[EXERCISE DESCRIPTION] Count the lines in the entries below that contain the string "annotate", treating uppercase and lowercase as distinct. Output only the resulting number.

───── LISTED ENTRIES ─────

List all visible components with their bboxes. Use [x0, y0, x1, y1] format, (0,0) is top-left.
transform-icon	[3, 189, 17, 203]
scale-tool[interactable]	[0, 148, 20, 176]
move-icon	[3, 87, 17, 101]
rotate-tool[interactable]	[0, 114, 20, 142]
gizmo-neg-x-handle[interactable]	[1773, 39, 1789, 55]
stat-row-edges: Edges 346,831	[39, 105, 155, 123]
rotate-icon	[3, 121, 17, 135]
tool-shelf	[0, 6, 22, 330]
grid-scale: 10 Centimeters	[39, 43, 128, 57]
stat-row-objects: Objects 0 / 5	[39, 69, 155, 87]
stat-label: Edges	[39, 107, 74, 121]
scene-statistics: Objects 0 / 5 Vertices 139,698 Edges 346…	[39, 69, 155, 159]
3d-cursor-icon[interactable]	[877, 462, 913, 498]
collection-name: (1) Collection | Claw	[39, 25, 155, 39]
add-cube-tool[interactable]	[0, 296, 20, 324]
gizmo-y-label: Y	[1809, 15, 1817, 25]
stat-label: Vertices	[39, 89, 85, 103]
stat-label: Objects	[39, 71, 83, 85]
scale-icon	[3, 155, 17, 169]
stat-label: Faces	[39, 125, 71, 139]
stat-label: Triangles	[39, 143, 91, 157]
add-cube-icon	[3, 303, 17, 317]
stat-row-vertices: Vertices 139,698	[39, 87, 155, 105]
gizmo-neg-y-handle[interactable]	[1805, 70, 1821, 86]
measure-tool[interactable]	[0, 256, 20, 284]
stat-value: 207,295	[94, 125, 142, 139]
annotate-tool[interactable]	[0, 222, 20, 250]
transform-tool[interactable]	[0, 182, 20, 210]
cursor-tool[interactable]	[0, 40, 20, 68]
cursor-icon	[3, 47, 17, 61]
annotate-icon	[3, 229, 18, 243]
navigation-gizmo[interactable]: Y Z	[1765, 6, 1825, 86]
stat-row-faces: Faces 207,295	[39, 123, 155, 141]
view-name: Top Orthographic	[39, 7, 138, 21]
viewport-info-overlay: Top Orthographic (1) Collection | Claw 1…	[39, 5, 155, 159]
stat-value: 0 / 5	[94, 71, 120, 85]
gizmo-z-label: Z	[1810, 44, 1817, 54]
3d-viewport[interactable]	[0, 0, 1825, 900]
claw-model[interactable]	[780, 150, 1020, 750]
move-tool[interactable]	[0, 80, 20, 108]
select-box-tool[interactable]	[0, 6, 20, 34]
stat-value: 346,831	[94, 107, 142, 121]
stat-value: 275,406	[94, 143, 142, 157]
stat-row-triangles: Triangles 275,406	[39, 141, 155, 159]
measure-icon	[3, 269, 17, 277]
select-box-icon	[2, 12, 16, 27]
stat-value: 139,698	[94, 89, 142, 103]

─────

[FINISHED EXERCISE] 2